* BEGIN *
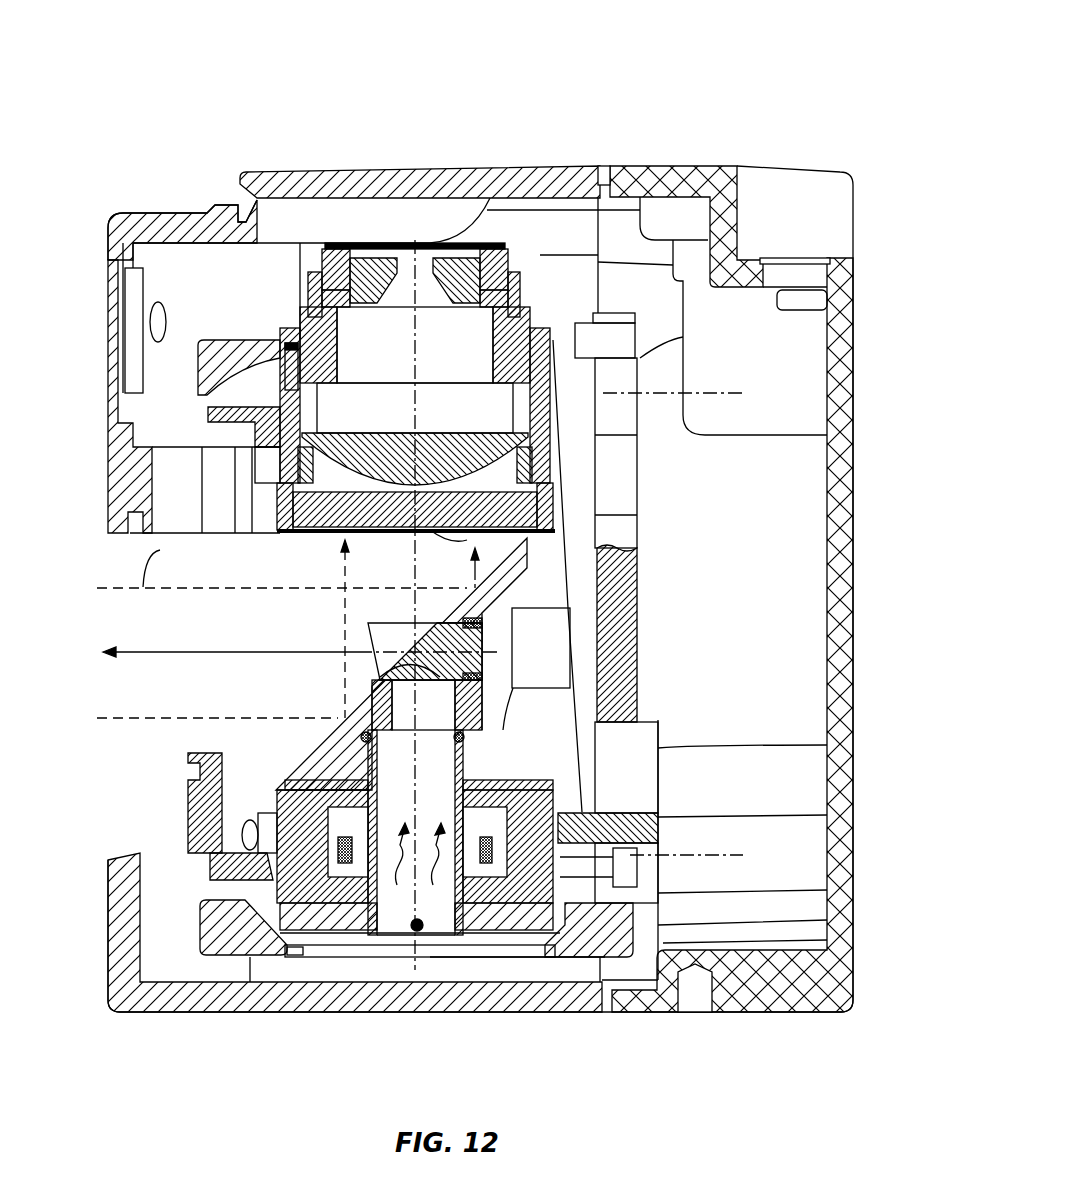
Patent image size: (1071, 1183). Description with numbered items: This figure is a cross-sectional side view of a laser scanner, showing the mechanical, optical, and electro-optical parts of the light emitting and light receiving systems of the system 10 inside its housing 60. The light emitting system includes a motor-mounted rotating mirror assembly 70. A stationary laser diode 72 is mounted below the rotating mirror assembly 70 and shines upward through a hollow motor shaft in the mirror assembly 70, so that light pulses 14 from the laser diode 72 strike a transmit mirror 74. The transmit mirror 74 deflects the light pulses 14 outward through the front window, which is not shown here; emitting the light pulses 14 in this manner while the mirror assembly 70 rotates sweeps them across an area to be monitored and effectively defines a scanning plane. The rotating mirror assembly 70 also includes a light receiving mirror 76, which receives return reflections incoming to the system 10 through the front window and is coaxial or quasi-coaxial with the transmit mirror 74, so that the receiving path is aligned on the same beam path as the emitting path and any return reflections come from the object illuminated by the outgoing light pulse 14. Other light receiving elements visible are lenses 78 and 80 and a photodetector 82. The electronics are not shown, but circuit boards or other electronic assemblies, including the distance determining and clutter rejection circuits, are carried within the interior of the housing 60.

The system 10 is at (720, 88).
The light pulses 14 is at (177, 651).
The housing 60 is at (568, 1005).
The rotating mirror assembly 70 is at (516, 738).
The laser diode 72 is at (417, 932).
The transmit mirror 74 is at (485, 635).
The light receiving mirror 76 is at (593, 558).
The lens 78 is at (530, 505).
The lens 80 is at (510, 442).
The photodetector 82 is at (425, 262).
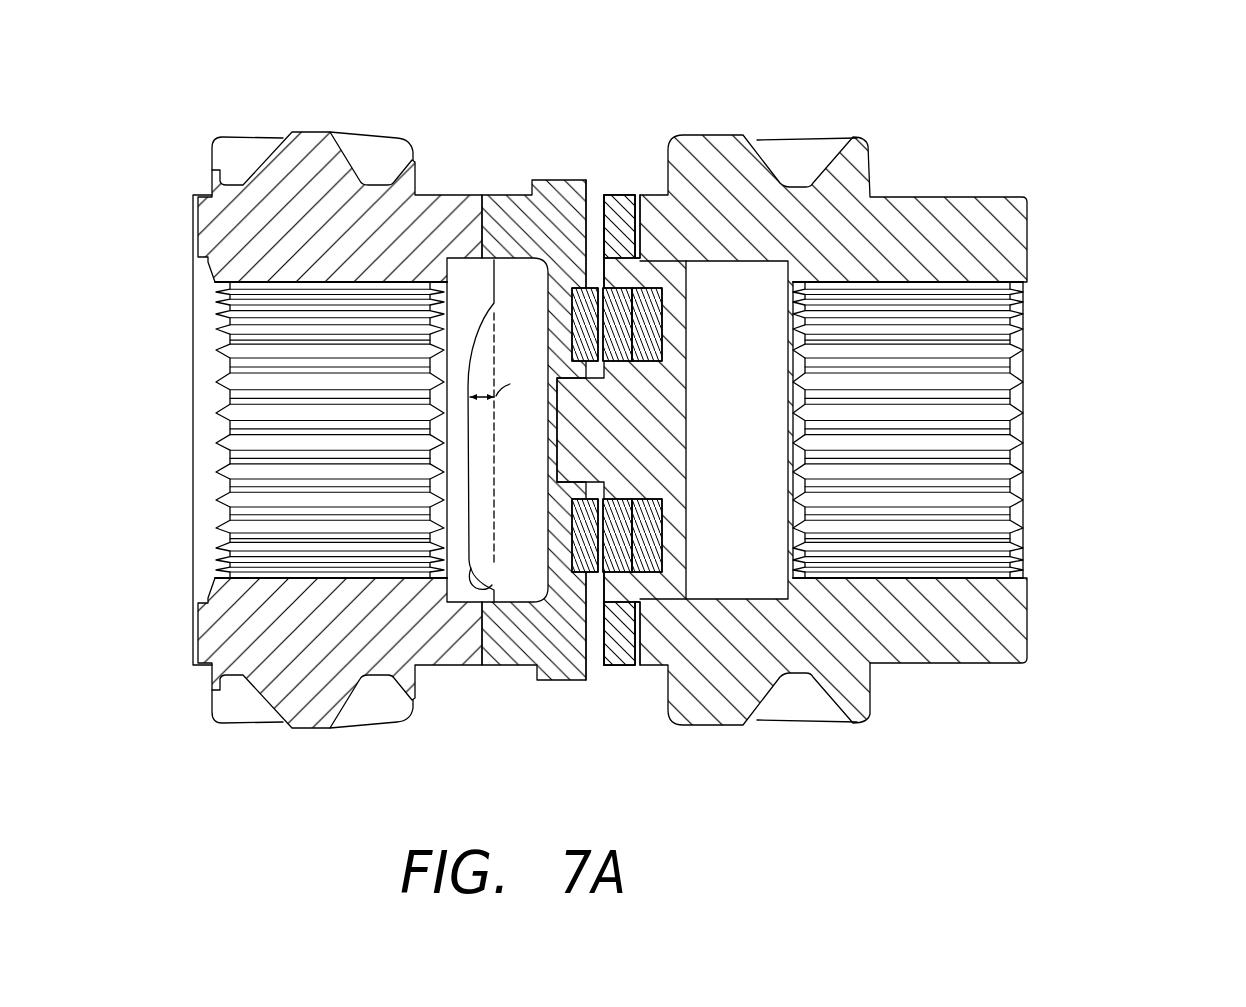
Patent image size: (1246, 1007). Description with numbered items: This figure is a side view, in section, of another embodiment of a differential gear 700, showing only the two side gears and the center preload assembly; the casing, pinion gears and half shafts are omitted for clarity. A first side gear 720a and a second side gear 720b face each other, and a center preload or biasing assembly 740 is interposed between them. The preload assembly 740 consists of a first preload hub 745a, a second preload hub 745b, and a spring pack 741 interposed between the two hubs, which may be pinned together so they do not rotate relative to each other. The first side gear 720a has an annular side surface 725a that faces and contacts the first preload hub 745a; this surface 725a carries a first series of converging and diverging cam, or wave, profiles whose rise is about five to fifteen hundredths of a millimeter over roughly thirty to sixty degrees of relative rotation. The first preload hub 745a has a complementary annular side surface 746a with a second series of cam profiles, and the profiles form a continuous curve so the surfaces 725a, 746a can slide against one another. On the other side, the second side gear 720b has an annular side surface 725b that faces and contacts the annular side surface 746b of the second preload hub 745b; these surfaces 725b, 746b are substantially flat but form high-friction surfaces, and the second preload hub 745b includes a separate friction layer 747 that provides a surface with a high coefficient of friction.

The differential gear 700 is at (1135, 158).
The first side gear 720a is at (290, 124).
The second side gear 720b is at (891, 183).
The annular side surface of the first side gear 725a is at (485, 588).
The annular side surface of the second side gear 725b is at (633, 630).
The center preload assembly 740 is at (688, 94).
The spring pack 741 is at (599, 286).
The first preload hub 745a is at (553, 668).
The second preload hub 745b is at (618, 668).
The annular side surface of the first preload hub 746a is at (503, 289).
The annular side surface of the second preload hub 746b is at (642, 228).
The friction layer 747 is at (639, 227).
* END *
Rewrite all the rows above as a JSON list of strings, one per line, skipping blank lines and leaving out the pictures.

[
  "Patent image size: (1071, 1183). Description with numbered items: This figure is a cross-sectional side view of a laser scanner, showing the mechanical, optical, and electro-optical parts of the light emitting and light receiving systems of the system 10 inside its housing 60. The light emitting system includes a motor-mounted rotating mirror assembly 70. A stationary laser diode 72 is mounted below the rotating mirror assembly 70 and shines upward through a hollow motor shaft in the mirror assembly 70, so that light pulses 14 from the laser diode 72 strike a transmit mirror 74. The transmit mirror 74 deflects the light pulses 14 outward through the front window, which is not shown here; emitting the light pulses 14 in this manner while the mirror assembly 70 rotates sweeps them across an area to be monitored and effectively defines a scanning plane. The rotating mirror assembly 70 also includes a light receiving mirror 76, which receives return reflections incoming to the system 10 through the front window and is coaxial or quasi-coaxial with the transmit mirror 74, so that the receiving path is aligned on the same beam path as the emitting path and any return reflections come from the object illuminated by the outgoing light pulse 14. Other light receiving elements visible are lenses 78 and 80 and a photodetector 82. The electronics are not shown, but circuit boards or other electronic assemblies, including the distance determining and clutter rejection circuits, are carried within the interior of the housing 60.",
  "The system 10 is at (720, 88).",
  "The light pulses 14 is at (177, 651).",
  "The housing 60 is at (568, 1005).",
  "The rotating mirror assembly 70 is at (516, 738).",
  "The laser diode 72 is at (417, 932).",
  "The transmit mirror 74 is at (485, 635).",
  "The light receiving mirror 76 is at (593, 558).",
  "The lens 78 is at (530, 505).",
  "The lens 80 is at (510, 442).",
  "The photodetector 82 is at (425, 262).",
  "Patent image size: (1246, 1007). Description with numbered items: This figure is a side view, in section, of another embodiment of a differential gear 700, showing only the two side gears and the center preload assembly; the casing, pinion gears and half shafts are omitted for clarity. A first side gear 720a and a second side gear 720b face each other, and a center preload or biasing assembly 740 is interposed between them. The preload assembly 740 consists of a first preload hub 745a, a second preload hub 745b, and a spring pack 741 interposed between the two hubs, which may be pinned together so they do not rotate relative to each other. The first side gear 720a has an annular side surface 725a that faces and contacts the first preload hub 745a; this surface 725a carries a first series of converging and diverging cam, or wave, profiles whose rise is about five to fifteen hundredths of a millimeter over roughly thirty to sixty degrees of relative rotation. The first preload hub 745a has a complementary annular side surface 746a with a second series of cam profiles, and the profiles form a continuous curve so the surfaces 725a, 746a can slide against one another. On the other side, the second side gear 720b has an annular side surface 725b that faces and contacts the annular side surface 746b of the second preload hub 745b; these surfaces 725b, 746b are substantially flat but form high-friction surfaces, and the second preload hub 745b includes a separate friction layer 747 that provides a surface with a high coefficient of friction.",
  "The differential gear 700 is at (1135, 158).",
  "The first side gear 720a is at (290, 124).",
  "The second side gear 720b is at (891, 183).",
  "The annular side surface of the first side gear 725a is at (485, 588).",
  "The annular side surface of the second side gear 725b is at (633, 630).",
  "The center preload assembly 740 is at (688, 94).",
  "The spring pack 741 is at (599, 286).",
  "The first preload hub 745a is at (553, 668).",
  "The second preload hub 745b is at (618, 668).",
  "The annular side surface of the first preload hub 746a is at (503, 289).",
  "The annular side surface of the second preload hub 746b is at (642, 228).",
  "The friction layer 747 is at (639, 227)."
]